### WHAT YOU SHOULD DO:
Please give the entries again in full and exactly, without any picture.

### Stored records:
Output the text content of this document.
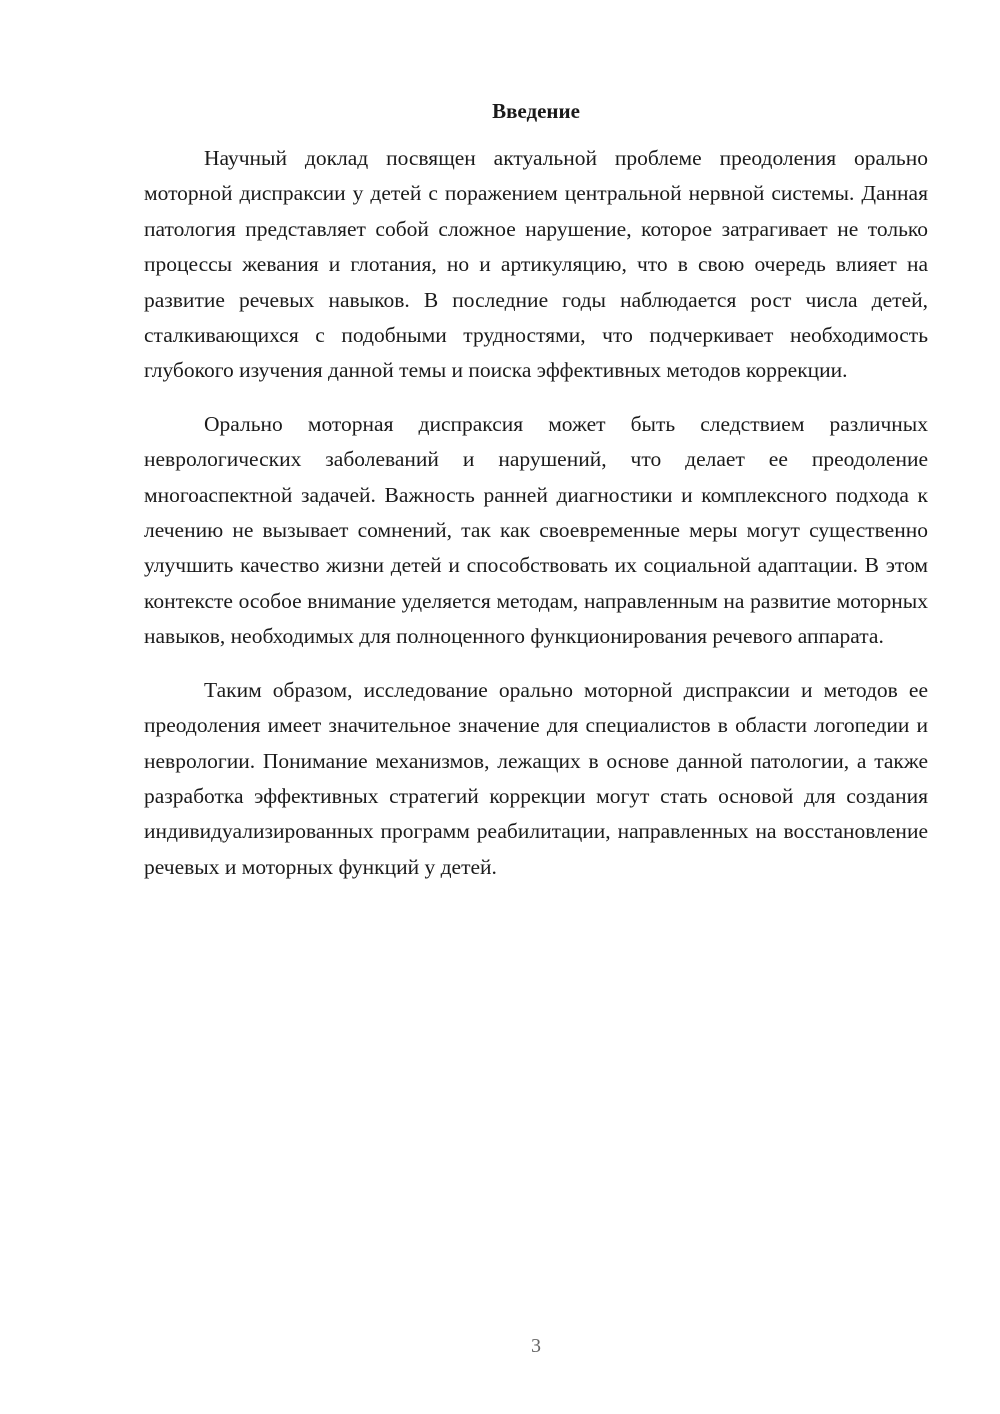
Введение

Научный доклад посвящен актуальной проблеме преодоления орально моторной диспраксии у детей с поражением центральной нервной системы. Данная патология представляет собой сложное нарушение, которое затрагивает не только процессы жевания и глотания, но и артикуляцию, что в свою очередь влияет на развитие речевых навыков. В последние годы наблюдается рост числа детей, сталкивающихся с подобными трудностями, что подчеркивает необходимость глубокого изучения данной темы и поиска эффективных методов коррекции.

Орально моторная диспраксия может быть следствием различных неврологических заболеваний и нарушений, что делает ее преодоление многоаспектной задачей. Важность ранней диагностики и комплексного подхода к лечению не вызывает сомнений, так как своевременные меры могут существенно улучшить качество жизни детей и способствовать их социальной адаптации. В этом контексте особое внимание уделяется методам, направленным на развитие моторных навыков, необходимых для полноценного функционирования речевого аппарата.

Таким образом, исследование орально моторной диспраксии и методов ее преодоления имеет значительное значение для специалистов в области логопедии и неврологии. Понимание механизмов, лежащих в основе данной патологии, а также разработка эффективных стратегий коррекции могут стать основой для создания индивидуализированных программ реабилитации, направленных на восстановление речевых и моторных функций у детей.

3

### ANSWER FOR THE TASK:
Output the text content of this document.
Введение

Научный доклад посвящен актуальной проблеме преодоления орально моторной диспраксии у детей с поражением центральной нервной системы. Данная патология представляет собой сложное нарушение, которое затрагивает не только процессы жевания и глотания, но и артикуляцию, что в свою очередь влияет на развитие речевых навыков. В последние годы наблюдается рост числа детей, сталкивающихся с подобными трудностями, что подчеркивает необходимость глубокого изучения данной темы и поиска эффективных методов коррекции.

Орально моторная диспраксия может быть следствием различных неврологических заболеваний и нарушений, что делает ее преодоление многоаспектной задачей. Важность ранней диагностики и комплексного подхода к лечению не вызывает сомнений, так как своевременные меры могут существенно улучшить качество жизни детей и способствовать их социальной адаптации. В этом контексте особое внимание уделяется методам, направленным на развитие моторных навыков, необходимых для полноценного функционирования речевого аппарата.

Таким образом, исследование орально моторной диспраксии и методов ее преодоления имеет значительное значение для специалистов в области логопедии и неврологии. Понимание механизмов, лежащих в основе данной патологии, а также разработка эффективных стратегий коррекции могут стать основой для создания индивидуализированных программ реабилитации, направленных на восстановление речевых и моторных функций у детей.

3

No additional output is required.